Problem description: All of the records below must be output exactly, with no pictures carried over.

· · · ·

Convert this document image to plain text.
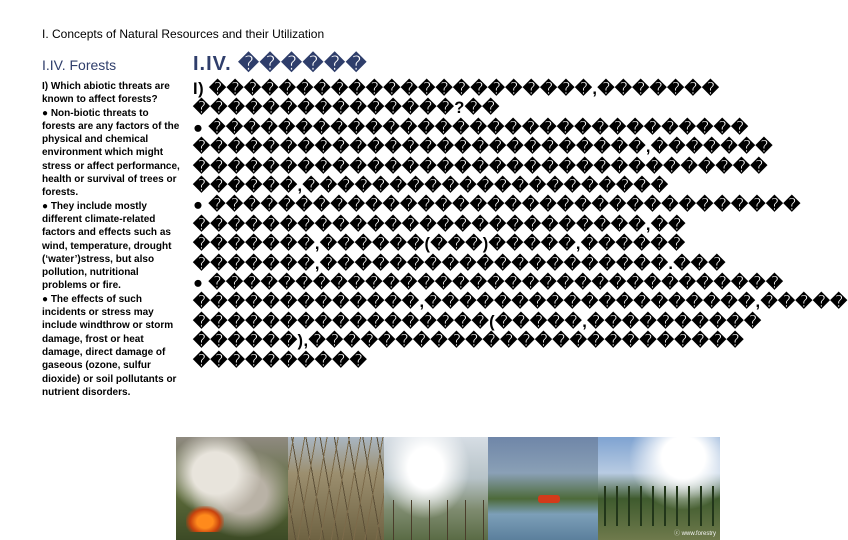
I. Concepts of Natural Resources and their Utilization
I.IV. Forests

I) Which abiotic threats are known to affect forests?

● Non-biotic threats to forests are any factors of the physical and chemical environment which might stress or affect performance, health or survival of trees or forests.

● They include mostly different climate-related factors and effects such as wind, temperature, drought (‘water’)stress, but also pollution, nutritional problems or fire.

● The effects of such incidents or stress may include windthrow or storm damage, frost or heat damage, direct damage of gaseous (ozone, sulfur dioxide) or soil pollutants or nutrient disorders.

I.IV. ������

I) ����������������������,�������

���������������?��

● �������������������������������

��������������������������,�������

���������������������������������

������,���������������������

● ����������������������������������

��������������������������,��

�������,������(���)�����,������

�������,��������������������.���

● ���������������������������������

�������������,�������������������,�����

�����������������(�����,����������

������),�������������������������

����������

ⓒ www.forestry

· · · ·

Right answer:
Convert this document image to plain text.
I. Concepts of Natural Resources and their Utilization
I.IV. Forests

I) Which abiotic threats are known to affect forests?

● Non-biotic threats to forests are any factors of the physical and chemical environment which might stress or affect performance, health or survival of trees or forests.

● They include mostly different climate-related factors and effects such as wind, temperature, drought (‘water’)stress, but also pollution, nutritional problems or fire.

● The effects of such incidents or stress may include windthrow or storm damage, frost or heat damage, direct damage of gaseous (ozone, sulfur dioxide) or soil pollutants or nutrient disorders.

I.IV. ������

I) ����������������������,�������

���������������?��

● �������������������������������

��������������������������,�������

���������������������������������

������,���������������������

● ����������������������������������

��������������������������,��

�������,������(���)�����,������

�������,��������������������.���

● ���������������������������������

�������������,�������������������,�����

�����������������(�����,����������

������),�������������������������

����������

ⓒ www.forestry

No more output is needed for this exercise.